Task details: Write out the data below in full, unchanged, minus the images.

Supplied entries:
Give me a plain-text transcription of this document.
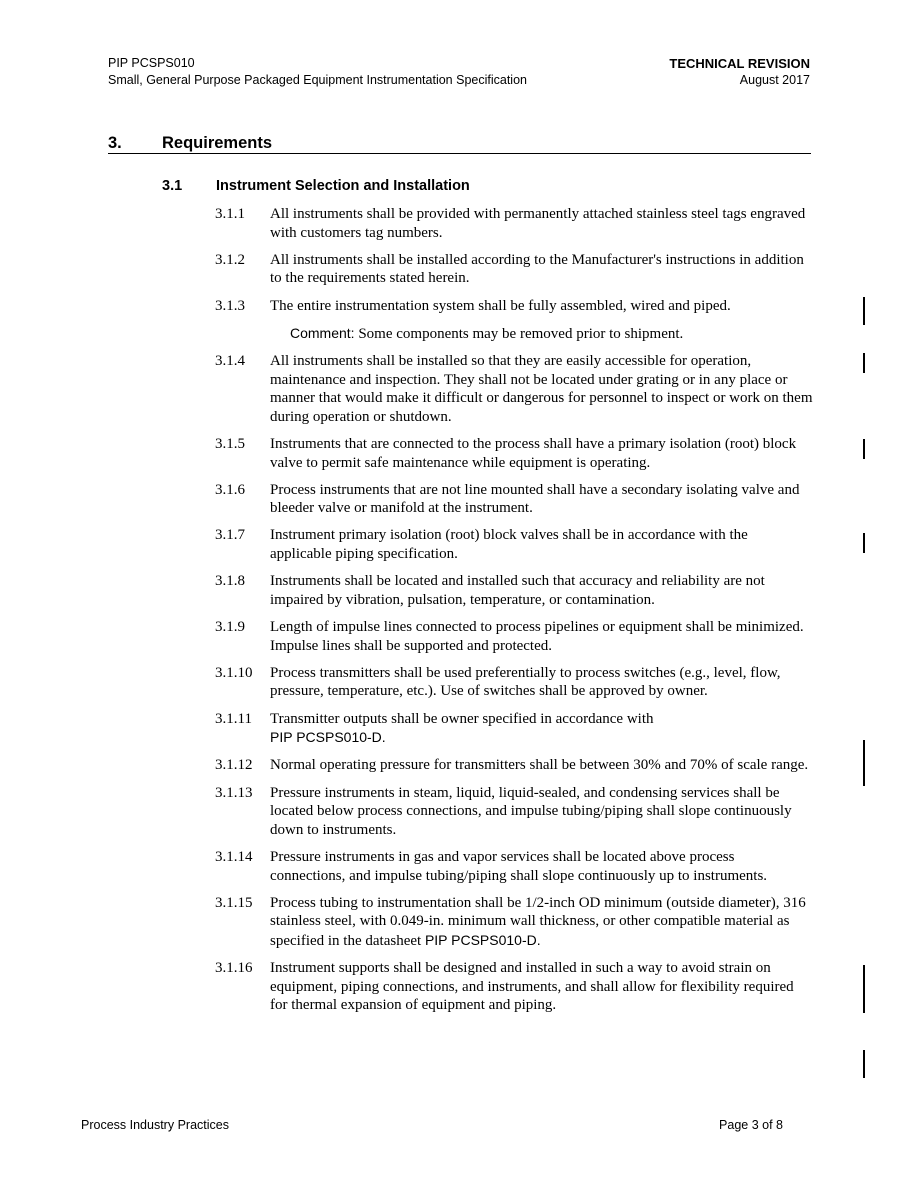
PIP PCSPS010
Small, General Purpose Packaged Equipment Instrumentation Specification
TECHNICAL REVISION
August 2017
3. Requirements
3.1 Instrument Selection and Installation
3.1.1 All instruments shall be provided with permanently attached stainless steel tags engraved with customers tag numbers.
3.1.2 All instruments shall be installed according to the Manufacturer's instructions in addition to the requirements stated herein.
3.1.3 The entire instrumentation system shall be fully assembled, wired and piped.
Comment: Some components may be removed prior to shipment.
3.1.4 All instruments shall be installed so that they are easily accessible for operation, maintenance and inspection. They shall not be located under grating or in any place or manner that would make it difficult or dangerous for personnel to inspect or work on them during operation or shutdown.
3.1.5 Instruments that are connected to the process shall have a primary isolation (root) block valve to permit safe maintenance while equipment is operating.
3.1.6 Process instruments that are not line mounted shall have a secondary isolating valve and bleeder valve or manifold at the instrument.
3.1.7 Instrument primary isolation (root) block valves shall be in accordance with the applicable piping specification.
3.1.8 Instruments shall be located and installed such that accuracy and reliability are not impaired by vibration, pulsation, temperature, or contamination.
3.1.9 Length of impulse lines connected to process pipelines or equipment shall be minimized. Impulse lines shall be supported and protected.
3.1.10 Process transmitters shall be used preferentially to process switches (e.g., level, flow, pressure, temperature, etc.). Use of switches shall be approved by owner.
3.1.11 Transmitter outputs shall be owner specified in accordance with
PIP PCSPS010-D.
3.1.12 Normal operating pressure for transmitters shall be between 30% and 70% of scale range.
3.1.13 Pressure instruments in steam, liquid, liquid-sealed, and condensing services shall be located below process connections, and impulse tubing/piping shall slope continuously down to instruments.
3.1.14 Pressure instruments in gas and vapor services shall be located above process connections, and impulse tubing/piping shall slope continuously up to instruments.
3.1.15 Process tubing to instrumentation shall be 1/2-inch OD minimum (outside diameter), 316 stainless steel, with 0.049-in. minimum wall thickness, or other compatible material as specified in the datasheet PIP PCSPS010-D.
3.1.16 Instrument supports shall be designed and installed in such a way to avoid strain on equipment, piping connections, and instruments, and shall allow for flexibility required for thermal expansion of equipment and piping.
Process Industry Practices	Page 3 of 8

Task answer:
Give me a plain-text transcription of this document.
PIP PCSPS010
Small, General Purpose Packaged Equipment Instrumentation Specification
TECHNICAL REVISION
August 2017
3. Requirements
3.1 Instrument Selection and Installation
3.1.1 All instruments shall be provided with permanently attached stainless steel tags engraved with customers tag numbers.
3.1.2 All instruments shall be installed according to the Manufacturer's instructions in addition to the requirements stated herein.
3.1.3 The entire instrumentation system shall be fully assembled, wired and piped.
Comment: Some components may be removed prior to shipment.
3.1.4 All instruments shall be installed so that they are easily accessible for operation, maintenance and inspection. They shall not be located under grating or in any place or manner that would make it difficult or dangerous for personnel to inspect or work on them during operation or shutdown.
3.1.5 Instruments that are connected to the process shall have a primary isolation (root) block valve to permit safe maintenance while equipment is operating.
3.1.6 Process instruments that are not line mounted shall have a secondary isolating valve and bleeder valve or manifold at the instrument.
3.1.7 Instrument primary isolation (root) block valves shall be in accordance with the applicable piping specification.
3.1.8 Instruments shall be located and installed such that accuracy and reliability are not impaired by vibration, pulsation, temperature, or contamination.
3.1.9 Length of impulse lines connected to process pipelines or equipment shall be minimized. Impulse lines shall be supported and protected.
3.1.10 Process transmitters shall be used preferentially to process switches (e.g., level, flow, pressure, temperature, etc.). Use of switches shall be approved by owner.
3.1.11 Transmitter outputs shall be owner specified in accordance with
PIP PCSPS010-D.
3.1.12 Normal operating pressure for transmitters shall be between 30% and 70% of scale range.
3.1.13 Pressure instruments in steam, liquid, liquid-sealed, and condensing services shall be located below process connections, and impulse tubing/piping shall slope continuously down to instruments.
3.1.14 Pressure instruments in gas and vapor services shall be located above process connections, and impulse tubing/piping shall slope continuously up to instruments.
3.1.15 Process tubing to instrumentation shall be 1/2-inch OD minimum (outside diameter), 316 stainless steel, with 0.049-in. minimum wall thickness, or other compatible material as specified in the datasheet PIP PCSPS010-D.
3.1.16 Instrument supports shall be designed and installed in such a way to avoid strain on equipment, piping connections, and instruments, and shall allow for flexibility required for thermal expansion of equipment and piping.
Process Industry Practices	Page 3 of 8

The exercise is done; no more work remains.